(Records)

## start

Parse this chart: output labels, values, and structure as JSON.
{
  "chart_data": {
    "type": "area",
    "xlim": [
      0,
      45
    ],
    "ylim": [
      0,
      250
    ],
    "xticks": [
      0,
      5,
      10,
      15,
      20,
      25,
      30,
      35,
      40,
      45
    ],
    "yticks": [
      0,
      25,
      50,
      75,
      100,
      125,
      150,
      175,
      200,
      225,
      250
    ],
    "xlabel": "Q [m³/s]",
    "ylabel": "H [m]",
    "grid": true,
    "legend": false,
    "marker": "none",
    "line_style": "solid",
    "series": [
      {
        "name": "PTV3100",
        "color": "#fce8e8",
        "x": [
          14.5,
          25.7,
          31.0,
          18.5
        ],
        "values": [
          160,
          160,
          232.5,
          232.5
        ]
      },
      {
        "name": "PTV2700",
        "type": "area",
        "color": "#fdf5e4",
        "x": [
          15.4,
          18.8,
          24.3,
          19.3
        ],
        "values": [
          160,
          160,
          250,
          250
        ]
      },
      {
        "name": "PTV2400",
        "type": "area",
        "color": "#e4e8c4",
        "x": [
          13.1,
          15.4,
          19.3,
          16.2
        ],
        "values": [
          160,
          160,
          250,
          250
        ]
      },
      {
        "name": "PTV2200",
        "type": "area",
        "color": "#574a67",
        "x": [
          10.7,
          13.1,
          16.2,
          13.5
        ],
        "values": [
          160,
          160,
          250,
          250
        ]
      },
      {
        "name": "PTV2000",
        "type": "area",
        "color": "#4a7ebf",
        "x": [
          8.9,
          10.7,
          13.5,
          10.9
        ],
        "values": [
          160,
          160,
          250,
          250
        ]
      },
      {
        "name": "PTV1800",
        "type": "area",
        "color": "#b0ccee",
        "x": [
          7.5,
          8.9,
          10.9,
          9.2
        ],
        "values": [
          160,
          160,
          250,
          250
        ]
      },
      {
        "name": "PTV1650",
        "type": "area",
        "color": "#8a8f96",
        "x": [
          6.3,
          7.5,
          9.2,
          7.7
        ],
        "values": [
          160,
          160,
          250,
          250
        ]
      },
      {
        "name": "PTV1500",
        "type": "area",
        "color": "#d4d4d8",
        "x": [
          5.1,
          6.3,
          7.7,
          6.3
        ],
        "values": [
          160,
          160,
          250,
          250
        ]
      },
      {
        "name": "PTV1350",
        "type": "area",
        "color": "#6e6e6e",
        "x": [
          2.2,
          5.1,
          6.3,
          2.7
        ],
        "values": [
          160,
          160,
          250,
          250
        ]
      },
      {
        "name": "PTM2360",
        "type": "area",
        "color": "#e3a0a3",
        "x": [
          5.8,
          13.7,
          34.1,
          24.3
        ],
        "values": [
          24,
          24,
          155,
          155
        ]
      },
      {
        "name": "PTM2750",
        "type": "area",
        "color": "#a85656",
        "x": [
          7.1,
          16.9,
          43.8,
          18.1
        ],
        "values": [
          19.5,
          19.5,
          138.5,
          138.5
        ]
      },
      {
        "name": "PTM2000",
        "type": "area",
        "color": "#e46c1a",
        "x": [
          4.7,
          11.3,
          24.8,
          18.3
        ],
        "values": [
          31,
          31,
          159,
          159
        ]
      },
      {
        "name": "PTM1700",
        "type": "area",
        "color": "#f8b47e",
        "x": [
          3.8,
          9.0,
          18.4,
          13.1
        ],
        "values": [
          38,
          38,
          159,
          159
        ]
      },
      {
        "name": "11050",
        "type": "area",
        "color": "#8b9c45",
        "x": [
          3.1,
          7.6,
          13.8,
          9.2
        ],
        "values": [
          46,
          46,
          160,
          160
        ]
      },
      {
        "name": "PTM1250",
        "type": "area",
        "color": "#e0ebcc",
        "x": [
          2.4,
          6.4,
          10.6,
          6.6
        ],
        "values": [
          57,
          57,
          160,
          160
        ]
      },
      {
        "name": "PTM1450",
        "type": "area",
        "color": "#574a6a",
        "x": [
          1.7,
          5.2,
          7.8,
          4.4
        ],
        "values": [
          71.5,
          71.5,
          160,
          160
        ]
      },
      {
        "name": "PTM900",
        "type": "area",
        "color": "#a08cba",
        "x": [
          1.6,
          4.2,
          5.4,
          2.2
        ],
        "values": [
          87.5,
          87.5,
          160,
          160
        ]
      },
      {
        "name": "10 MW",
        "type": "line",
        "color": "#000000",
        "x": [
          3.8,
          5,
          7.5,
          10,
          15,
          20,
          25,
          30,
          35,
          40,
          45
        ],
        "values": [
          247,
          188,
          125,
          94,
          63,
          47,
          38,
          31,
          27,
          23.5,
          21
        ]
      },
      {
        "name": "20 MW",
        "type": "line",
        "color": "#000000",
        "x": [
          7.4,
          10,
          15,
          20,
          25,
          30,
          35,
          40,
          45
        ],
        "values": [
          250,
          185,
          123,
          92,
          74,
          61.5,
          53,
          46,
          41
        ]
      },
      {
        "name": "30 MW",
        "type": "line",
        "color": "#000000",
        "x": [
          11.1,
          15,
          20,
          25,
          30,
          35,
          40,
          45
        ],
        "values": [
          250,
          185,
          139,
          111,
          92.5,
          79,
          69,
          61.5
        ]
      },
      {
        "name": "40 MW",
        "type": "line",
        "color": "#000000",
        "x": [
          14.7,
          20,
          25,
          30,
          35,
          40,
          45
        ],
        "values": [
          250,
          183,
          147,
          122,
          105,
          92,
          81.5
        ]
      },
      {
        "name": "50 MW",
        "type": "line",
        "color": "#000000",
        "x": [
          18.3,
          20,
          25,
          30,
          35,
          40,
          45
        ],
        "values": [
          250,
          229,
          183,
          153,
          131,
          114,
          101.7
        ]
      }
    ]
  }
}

## end

- _Exercise_:
Copy out the whole listing exactly.

- _Answer to this problem_:
Parse this chart: output labels, values, and structure as JSON.
{
  "chart_data": {
    "type": "area",
    "xlim": [
      0,
      45
    ],
    "ylim": [
      0,
      250
    ],
    "xticks": [
      0,
      5,
      10,
      15,
      20,
      25,
      30,
      35,
      40,
      45
    ],
    "yticks": [
      0,
      25,
      50,
      75,
      100,
      125,
      150,
      175,
      200,
      225,
      250
    ],
    "xlabel": "Q [m³/s]",
    "ylabel": "H [m]",
    "grid": true,
    "legend": false,
    "marker": "none",
    "line_style": "solid",
    "series": [
      {
        "name": "PTV3100",
        "color": "#fce8e8",
        "x": [
          14.5,
          25.7,
          31.0,
          18.5
        ],
        "values": [
          160,
          160,
          232.5,
          232.5
        ]
      },
      {
        "name": "PTV2700",
        "type": "area",
        "color": "#fdf5e4",
        "x": [
          15.4,
          18.8,
          24.3,
          19.3
        ],
        "values": [
          160,
          160,
          250,
          250
        ]
      },
      {
        "name": "PTV2400",
        "type": "area",
        "color": "#e4e8c4",
        "x": [
          13.1,
          15.4,
          19.3,
          16.2
        ],
        "values": [
          160,
          160,
          250,
          250
        ]
      },
      {
        "name": "PTV2200",
        "type": "area",
        "color": "#574a67",
        "x": [
          10.7,
          13.1,
          16.2,
          13.5
        ],
        "values": [
          160,
          160,
          250,
          250
        ]
      },
      {
        "name": "PTV2000",
        "type": "area",
        "color": "#4a7ebf",
        "x": [
          8.9,
          10.7,
          13.5,
          10.9
        ],
        "values": [
          160,
          160,
          250,
          250
        ]
      },
      {
        "name": "PTV1800",
        "type": "area",
        "color": "#b0ccee",
        "x": [
          7.5,
          8.9,
          10.9,
          9.2
        ],
        "values": [
          160,
          160,
          250,
          250
        ]
      },
      {
        "name": "PTV1650",
        "type": "area",
        "color": "#8a8f96",
        "x": [
          6.3,
          7.5,
          9.2,
          7.7
        ],
        "values": [
          160,
          160,
          250,
          250
        ]
      },
      {
        "name": "PTV1500",
        "type": "area",
        "color": "#d4d4d8",
        "x": [
          5.1,
          6.3,
          7.7,
          6.3
        ],
        "values": [
          160,
          160,
          250,
          250
        ]
      },
      {
        "name": "PTV1350",
        "type": "area",
        "color": "#6e6e6e",
        "x": [
          2.2,
          5.1,
          6.3,
          2.7
        ],
        "values": [
          160,
          160,
          250,
          250
        ]
      },
      {
        "name": "PTM2360",
        "type": "area",
        "color": "#e3a0a3",
        "x": [
          5.8,
          13.7,
          34.1,
          24.3
        ],
        "values": [
          24,
          24,
          155,
          155
        ]
      },
      {
        "name": "PTM2750",
        "type": "area",
        "color": "#a85656",
        "x": [
          7.1,
          16.9,
          43.8,
          18.1
        ],
        "values": [
          19.5,
          19.5,
          138.5,
          138.5
        ]
      },
      {
        "name": "PTM2000",
        "type": "area",
        "color": "#e46c1a",
        "x": [
          4.7,
          11.3,
          24.8,
          18.3
        ],
        "values": [
          31,
          31,
          159,
          159
        ]
      },
      {
        "name": "PTM1700",
        "type": "area",
        "color": "#f8b47e",
        "x": [
          3.8,
          9.0,
          18.4,
          13.1
        ],
        "values": [
          38,
          38,
          159,
          159
        ]
      },
      {
        "name": "11050",
        "type": "area",
        "color": "#8b9c45",
        "x": [
          3.1,
          7.6,
          13.8,
          9.2
        ],
        "values": [
          46,
          46,
          160,
          160
        ]
      },
      {
        "name": "PTM1250",
        "type": "area",
        "color": "#e0ebcc",
        "x": [
          2.4,
          6.4,
          10.6,
          6.6
        ],
        "values": [
          57,
          57,
          160,
          160
        ]
      },
      {
        "name": "PTM1450",
        "type": "area",
        "color": "#574a6a",
        "x": [
          1.7,
          5.2,
          7.8,
          4.4
        ],
        "values": [
          71.5,
          71.5,
          160,
          160
        ]
      },
      {
        "name": "PTM900",
        "type": "area",
        "color": "#a08cba",
        "x": [
          1.6,
          4.2,
          5.4,
          2.2
        ],
        "values": [
          87.5,
          87.5,
          160,
          160
        ]
      },
      {
        "name": "10 MW",
        "type": "line",
        "color": "#000000",
        "x": [
          3.8,
          5,
          7.5,
          10,
          15,
          20,
          25,
          30,
          35,
          40,
          45
        ],
        "values": [
          247,
          188,
          125,
          94,
          63,
          47,
          38,
          31,
          27,
          23.5,
          21
        ]
      },
      {
        "name": "20 MW",
        "type": "line",
        "color": "#000000",
        "x": [
          7.4,
          10,
          15,
          20,
          25,
          30,
          35,
          40,
          45
        ],
        "values": [
          250,
          185,
          123,
          92,
          74,
          61.5,
          53,
          46,
          41
        ]
      },
      {
        "name": "30 MW",
        "type": "line",
        "color": "#000000",
        "x": [
          11.1,
          15,
          20,
          25,
          30,
          35,
          40,
          45
        ],
        "values": [
          250,
          185,
          139,
          111,
          92.5,
          79,
          69,
          61.5
        ]
      },
      {
        "name": "40 MW",
        "type": "line",
        "color": "#000000",
        "x": [
          14.7,
          20,
          25,
          30,
          35,
          40,
          45
        ],
        "values": [
          250,
          183,
          147,
          122,
          105,
          92,
          81.5
        ]
      },
      {
        "name": "50 MW",
        "type": "line",
        "color": "#000000",
        "x": [
          18.3,
          20,
          25,
          30,
          35,
          40,
          45
        ],
        "values": [
          250,
          229,
          183,
          153,
          131,
          114,
          101.7
        ]
      }
    ]
  }
}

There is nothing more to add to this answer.